* **EXCERPT PROVIDED**
**********
Sunday, July 5, 2009
When We Think of 4th of July
Get togethers with family.
Get togethers with friends.
Get togethers with co-workers.
Get togethers with strangers.
It is a time of celebrations and fun.
A time to enjoy each others company.
A time to reminisce with those you have not seen in a while.
A time to enjoy the fireworks and festivities.
A time to enjoy parades.
A time to enjoy the children’s faces light up over seeing the fireworks show or writing their name out with their sparkler.
To put it simply, it is a time where everyone comes together to celebrate and have a good time.
When I think of the 4th of July it is now forever tainted with the memory of sitting in Mari’s hospital room last year at this same time and watching the beautiful fireworks displays from her hospital room window. Not realizing at the time that the very next day we would start to lose Mari forever. That the very next day her kidney’s would go into complete failure and the day after that she would have a stroke. 4th of July will forever be remembered by me as the last day with my beautiful baby girl & thinking my life was still ok.
I used to love the 4th of July with all of its glitter and shine and now all it brings me is sad memories and regret.
I know in time the pain will slowly ease but as of today it is just sadness.
**********
* **ACTION ITEM**
Duplicate the passage of the 4th of July post starting with "Get togethers with co-workers." and going on through "fireworks and festivities.".

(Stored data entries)
**********
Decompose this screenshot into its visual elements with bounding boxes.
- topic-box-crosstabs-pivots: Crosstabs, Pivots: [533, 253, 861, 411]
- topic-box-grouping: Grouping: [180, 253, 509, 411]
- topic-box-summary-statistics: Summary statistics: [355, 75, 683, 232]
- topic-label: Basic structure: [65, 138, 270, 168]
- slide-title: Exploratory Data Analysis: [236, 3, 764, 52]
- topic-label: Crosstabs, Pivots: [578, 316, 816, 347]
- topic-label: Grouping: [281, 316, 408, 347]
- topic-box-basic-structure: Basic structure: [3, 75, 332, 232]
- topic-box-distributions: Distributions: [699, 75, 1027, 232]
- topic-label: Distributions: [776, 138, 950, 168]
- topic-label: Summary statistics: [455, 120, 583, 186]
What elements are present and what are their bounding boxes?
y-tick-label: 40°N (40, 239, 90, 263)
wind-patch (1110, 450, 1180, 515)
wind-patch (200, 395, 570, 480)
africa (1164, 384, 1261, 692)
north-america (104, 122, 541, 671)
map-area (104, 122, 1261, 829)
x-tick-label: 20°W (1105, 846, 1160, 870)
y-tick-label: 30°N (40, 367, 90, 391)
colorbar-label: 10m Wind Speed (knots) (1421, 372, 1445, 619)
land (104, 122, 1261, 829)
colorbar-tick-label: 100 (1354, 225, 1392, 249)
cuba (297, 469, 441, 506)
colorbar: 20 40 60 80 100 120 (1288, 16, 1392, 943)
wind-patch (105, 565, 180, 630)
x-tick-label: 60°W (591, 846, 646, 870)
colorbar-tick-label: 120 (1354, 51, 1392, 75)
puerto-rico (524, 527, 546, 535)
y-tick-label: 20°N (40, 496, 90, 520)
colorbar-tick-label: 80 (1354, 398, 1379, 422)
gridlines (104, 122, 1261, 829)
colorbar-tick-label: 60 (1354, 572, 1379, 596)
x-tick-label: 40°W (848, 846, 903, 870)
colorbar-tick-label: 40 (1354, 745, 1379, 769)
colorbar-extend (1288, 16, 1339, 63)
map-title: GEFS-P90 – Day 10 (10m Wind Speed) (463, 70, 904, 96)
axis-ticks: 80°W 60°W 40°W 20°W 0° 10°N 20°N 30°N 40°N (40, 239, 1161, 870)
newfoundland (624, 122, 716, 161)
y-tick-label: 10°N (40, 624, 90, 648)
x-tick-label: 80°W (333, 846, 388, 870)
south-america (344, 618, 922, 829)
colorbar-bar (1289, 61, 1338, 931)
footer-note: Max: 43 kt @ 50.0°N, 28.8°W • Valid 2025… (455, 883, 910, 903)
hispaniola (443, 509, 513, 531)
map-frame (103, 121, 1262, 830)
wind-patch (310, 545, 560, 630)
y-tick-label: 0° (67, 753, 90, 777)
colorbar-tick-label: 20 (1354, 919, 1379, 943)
**********
* **THE COMPLETED TASK**
Get togethers with co-workers.
Get togethers with strangers.
It is a time of celebrations and fun.
A time to enjoy each others company.
A time to reminisce with those you have not seen in a while.
A time to enjoy the fireworks and festivities.